* [DO THIS] Please write the listing below out again exactly, leaving every picture behind.

* [WORKING DATA]
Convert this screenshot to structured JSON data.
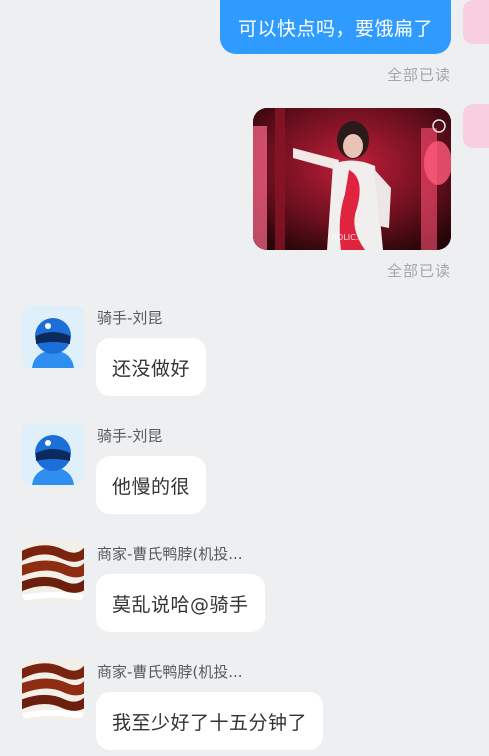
{
  "outgoing": [
    {
      "text": "可以快点吗，要饿扁了",
      "status": "全部已读"
    },
    {
      "image_watermark": "HOLIC...",
      "status": "全部已读"
    }
  ],
  "incoming": [
    {
      "sender": "骑手-刘昆",
      "text": "还没做好",
      "avatar": "rider-avatar"
    },
    {
      "sender": "骑手-刘昆",
      "text": "他慢的很",
      "avatar": "rider-avatar"
    },
    {
      "sender": "商家-曹氏鸭脖(机投...",
      "text": "莫乱说哈@骑手",
      "avatar": "merchant-avatar"
    },
    {
      "sender": "商家-曹氏鸭脖(机投...",
      "text": "我至少好了十五分钟了",
      "avatar": "merchant-avatar"
    }
  ],
  "colors": {
    "background": "#eeeff1",
    "outgoing_bubble": "#2f9bff",
    "incoming_bubble": "#ffffff",
    "read_status": "#a3a7ac"
  }
}
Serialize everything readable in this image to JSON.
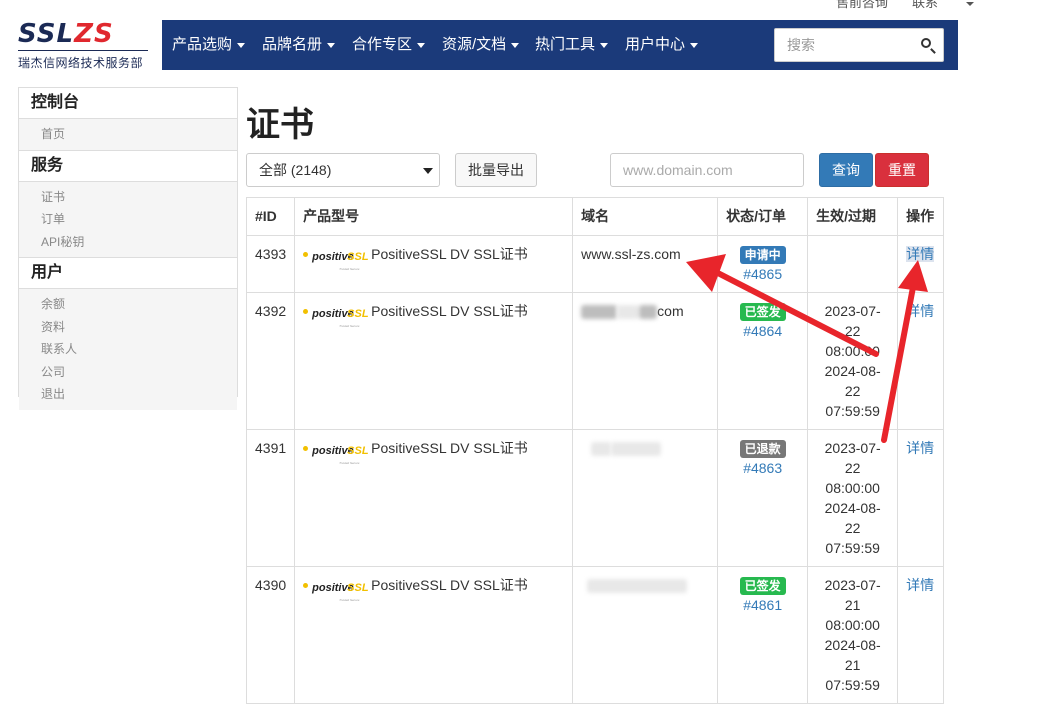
{
  "top_links": {
    "consult": "售前咨询",
    "contact": "联系"
  },
  "logo": {
    "mark_left": "SSL",
    "mark_right": "ZS",
    "subtitle": "瑞杰信网络技术服务部"
  },
  "nav": {
    "items": [
      "产品选购",
      "品牌名册",
      "合作专区",
      "资源/文档",
      "热门工具",
      "用户中心"
    ],
    "search_placeholder": "搜索"
  },
  "sidebar": {
    "sections": [
      {
        "title": "控制台",
        "items": [
          "首页"
        ]
      },
      {
        "title": "服务",
        "items": [
          "证书",
          "订单",
          "API秘钥"
        ]
      },
      {
        "title": "用户",
        "items": [
          "余额",
          "资料",
          "联系人",
          "公司",
          "退出"
        ]
      }
    ]
  },
  "main": {
    "title": "证书",
    "filter_value": "全部 (2148)",
    "export_label": "批量导出",
    "domain_placeholder": "www.domain.com",
    "query_label": "查询",
    "reset_label": "重置"
  },
  "table": {
    "headers": [
      "#ID",
      "产品型号",
      "域名",
      "状态/订单",
      "生效/过期",
      "操作"
    ],
    "brand_logo": {
      "positive": "positive",
      "ssl": "SSL",
      "tagline": "Trusted Secure"
    },
    "rows": [
      {
        "id": "4393",
        "product": "PositiveSSL DV SSL证书",
        "domain": "www.ssl-zs.com",
        "status": "申请中",
        "status_color": "#337ab7",
        "order": "#4865",
        "valid": [],
        "action": "详情"
      },
      {
        "id": "4392",
        "product": "PositiveSSL DV SSL证书",
        "domain": "com",
        "status": "已签发",
        "status_color": "#27b94f",
        "order": "#4864",
        "valid": [
          "2023-07-",
          "22",
          "08:00:00",
          "2024-08-",
          "22",
          "07:59:59"
        ],
        "action": "详情"
      },
      {
        "id": "4391",
        "product": "PositiveSSL DV SSL证书",
        "domain": "",
        "status": "已退款",
        "status_color": "#777777",
        "order": "#4863",
        "valid": [
          "2023-07-",
          "22",
          "08:00:00",
          "2024-08-",
          "22",
          "07:59:59"
        ],
        "action": "详情"
      },
      {
        "id": "4390",
        "product": "PositiveSSL DV SSL证书",
        "domain": "",
        "status": "已签发",
        "status_color": "#27b94f",
        "order": "#4861",
        "valid": [
          "2023-07-",
          "21",
          "08:00:00",
          "2024-08-",
          "21",
          "07:59:59"
        ],
        "action": "详情"
      }
    ]
  },
  "colors": {
    "nav_bg": "#1b3a7a",
    "link": "#337ab7",
    "query": "#337ab7",
    "reset": "#d9303d",
    "arrow": "#e8252b"
  }
}
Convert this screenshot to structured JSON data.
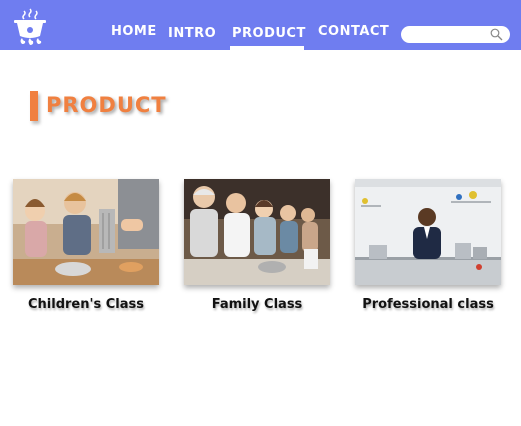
{
  "nav": {
    "items": [
      {
        "label": "HOME"
      },
      {
        "label": "INTRO"
      },
      {
        "label": "PRODUCT",
        "active": true
      },
      {
        "label": "CONTACT"
      }
    ],
    "search": {
      "placeholder": "",
      "value": ""
    },
    "logo_icon": "cooking-pot-logo-icon",
    "search_icon": "search-icon"
  },
  "section": {
    "title": "PRODUCT"
  },
  "products": [
    {
      "caption": "Children's Class",
      "image": "children-cooking-photo"
    },
    {
      "caption": "Family Class",
      "image": "family-cooking-photo"
    },
    {
      "caption": "Professional class",
      "image": "chef-kitchen-photo"
    }
  ],
  "colors": {
    "nav_bg": "#6f7df0",
    "accent": "#f08040",
    "text": "#111111"
  }
}
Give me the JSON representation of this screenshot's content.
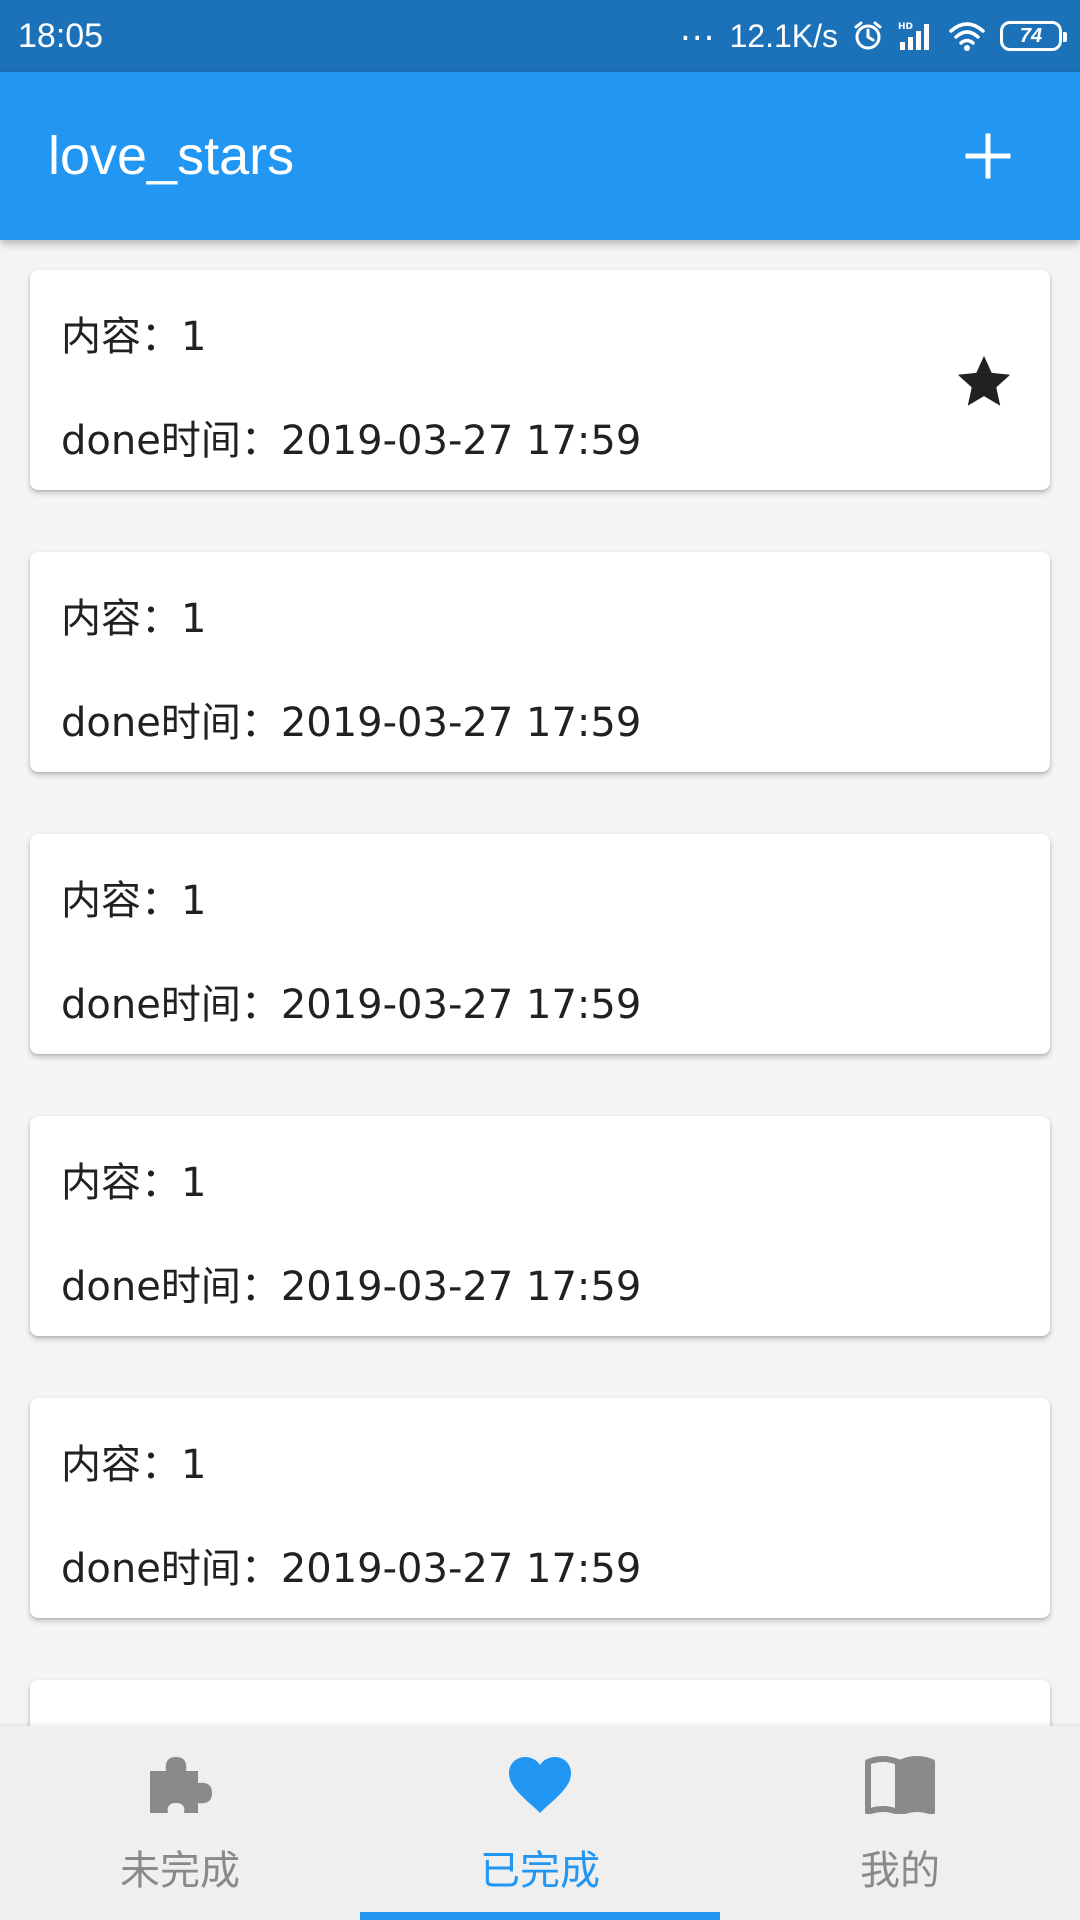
{
  "status_bar": {
    "time": "18:05",
    "dots": "...",
    "speed": "12.1K/s",
    "battery": "74",
    "icons": [
      "alarm-icon",
      "signal-hd-icon",
      "wifi-icon",
      "battery-icon"
    ]
  },
  "app_bar": {
    "title": "love_stars",
    "add_icon": "plus-icon"
  },
  "colors": {
    "primary": "#2196f3",
    "status_bar": "#1c72b8",
    "inactive": "#8a8a8a"
  },
  "cards": [
    {
      "content": "内容：1",
      "time": "done时间：2019-03-27 17:59",
      "starred": true
    },
    {
      "content": "内容：1",
      "time": "done时间：2019-03-27 17:59",
      "starred": false
    },
    {
      "content": "内容：1",
      "time": "done时间：2019-03-27 17:59",
      "starred": false
    },
    {
      "content": "内容：1",
      "time": "done时间：2019-03-27 17:59",
      "starred": false
    },
    {
      "content": "内容：1",
      "time": "done时间：2019-03-27 17:59",
      "starred": false
    },
    {
      "content": "",
      "time": "",
      "starred": false
    }
  ],
  "bottom_nav": {
    "items": [
      {
        "label": "未完成",
        "icon": "puzzle-icon",
        "active": false
      },
      {
        "label": "已完成",
        "icon": "heart-icon",
        "active": true
      },
      {
        "label": "我的",
        "icon": "book-icon",
        "active": false
      }
    ]
  }
}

* [THE OUTPUT]
Convert this screenshot to structured JSON data.
{
  "outgoing": [
    {
      "text": "可以快点吗，要饿扁了",
      "status": "全部已读"
    },
    {
      "image_watermark": "HOLIC...",
      "status": "全部已读"
    }
  ],
  "incoming": [
    {
      "sender": "骑手-刘昆",
      "text": "还没做好",
      "avatar": "rider-avatar"
    },
    {
      "sender": "骑手-刘昆",
      "text": "他慢的很",
      "avatar": "rider-avatar"
    },
    {
      "sender": "商家-曹氏鸭脖(机投...",
      "text": "莫乱说哈@骑手",
      "avatar": "merchant-avatar"
    },
    {
      "sender": "商家-曹氏鸭脖(机投...",
      "text": "我至少好了十五分钟了",
      "avatar": "merchant-avatar"
    }
  ],
  "colors": {
    "background": "#eeeff1",
    "outgoing_bubble": "#2f9bff",
    "incoming_bubble": "#ffffff",
    "read_status": "#a3a7ac"
  }
}
Serialize everything readable in this image to JSON.
{
  "top_links": {
    "consult": "售前咨询",
    "contact": "联系"
  },
  "logo": {
    "mark_left": "SSL",
    "mark_right": "ZS",
    "subtitle": "瑞杰信网络技术服务部"
  },
  "nav": {
    "items": [
      "产品选购",
      "品牌名册",
      "合作专区",
      "资源/文档",
      "热门工具",
      "用户中心"
    ],
    "search_placeholder": "搜索"
  },
  "sidebar": {
    "sections": [
      {
        "title": "控制台",
        "items": [
          "首页"
        ]
      },
      {
        "title": "服务",
        "items": [
          "证书",
          "订单",
          "API秘钥"
        ]
      },
      {
        "title": "用户",
        "items": [
          "余额",
          "资料",
          "联系人",
          "公司",
          "退出"
        ]
      }
    ]
  },
  "main": {
    "title": "证书",
    "filter_value": "全部 (2148)",
    "export_label": "批量导出",
    "domain_placeholder": "www.domain.com",
    "query_label": "查询",
    "reset_label": "重置"
  },
  "table": {
    "headers": [
      "#ID",
      "产品型号",
      "域名",
      "状态/订单",
      "生效/过期",
      "操作"
    ],
    "brand_logo": {
      "positive": "positive",
      "ssl": "SSL",
      "tagline": "Trusted Secure"
    },
    "rows": [
      {
        "id": "4393",
        "product": "PositiveSSL DV SSL证书",
        "domain": "www.ssl-zs.com",
        "status": "申请中",
        "status_color": "#337ab7",
        "order": "#4865",
        "valid": [],
        "action": "详情"
      },
      {
        "id": "4392",
        "product": "PositiveSSL DV SSL证书",
        "domain": "com",
        "status": "已签发",
        "status_color": "#27b94f",
        "order": "#4864",
        "valid": [
          "2023-07-",
          "22",
          "08:00:00",
          "2024-08-",
          "22",
          "07:59:59"
        ],
        "action": "详情"
      },
      {
        "id": "4391",
        "product": "PositiveSSL DV SSL证书",
        "domain": "",
        "status": "已退款",
        "status_color": "#777777",
        "order": "#4863",
        "valid": [
          "2023-07-",
          "22",
          "08:00:00",
          "2024-08-",
          "22",
          "07:59:59"
        ],
        "action": "详情"
      },
      {
        "id": "4390",
        "product": "PositiveSSL DV SSL证书",
        "domain": "",
        "status": "已签发",
        "status_color": "#27b94f",
        "order": "#4861",
        "valid": [
          "2023-07-",
          "21",
          "08:00:00",
          "2024-08-",
          "21",
          "07:59:59"
        ],
        "action": "详情"
      }
    ]
  },
  "colors": {
    "nav_bg": "#1b3a7a",
    "link": "#337ab7",
    "query": "#337ab7",
    "reset": "#d9303d",
    "arrow": "#e8252b"
  }
}
Convert this screenshot to structured JSON data.
{
  "nav": {
    "items": [
      {
        "label": "HOME"
      },
      {
        "label": "INTRO"
      },
      {
        "label": "PRODUCT",
        "active": true
      },
      {
        "label": "CONTACT"
      }
    ],
    "search": {
      "placeholder": "",
      "value": ""
    },
    "logo_icon": "cooking-pot-logo-icon",
    "search_icon": "search-icon"
  },
  "section": {
    "title": "PRODUCT"
  },
  "products": [
    {
      "caption": "Children's Class",
      "image": "children-cooking-photo"
    },
    {
      "caption": "Family Class",
      "image": "family-cooking-photo"
    },
    {
      "caption": "Professional class",
      "image": "chef-kitchen-photo"
    }
  ],
  "colors": {
    "nav_bg": "#6f7df0",
    "accent": "#f08040",
    "text": "#111111"
  }
}
Give me the JSON representation of this screenshot's content.
{
  "status_bar": {
    "time": "18:05",
    "dots": "...",
    "speed": "12.1K/s",
    "battery": "74",
    "icons": [
      "alarm-icon",
      "signal-hd-icon",
      "wifi-icon",
      "battery-icon"
    ]
  },
  "app_bar": {
    "title": "love_stars",
    "add_icon": "plus-icon"
  },
  "colors": {
    "primary": "#2196f3",
    "status_bar": "#1c72b8",
    "inactive": "#8a8a8a"
  },
  "cards": [
    {
      "content": "内容：1",
      "time": "done时间：2019-03-27 17:59",
      "starred": true
    },
    {
      "content": "内容：1",
      "time": "done时间：2019-03-27 17:59",
      "starred": false
    },
    {
      "content": "内容：1",
      "time": "done时间：2019-03-27 17:59",
      "starred": false
    },
    {
      "content": "内容：1",
      "time": "done时间：2019-03-27 17:59",
      "starred": false
    },
    {
      "content": "内容：1",
      "time": "done时间：2019-03-27 17:59",
      "starred": false
    },
    {
      "content": "",
      "time": "",
      "starred": false
    }
  ],
  "bottom_nav": {
    "items": [
      {
        "label": "未完成",
        "icon": "puzzle-icon",
        "active": false
      },
      {
        "label": "已完成",
        "icon": "heart-icon",
        "active": true
      },
      {
        "label": "我的",
        "icon": "book-icon",
        "active": false
      }
    ]
  }
}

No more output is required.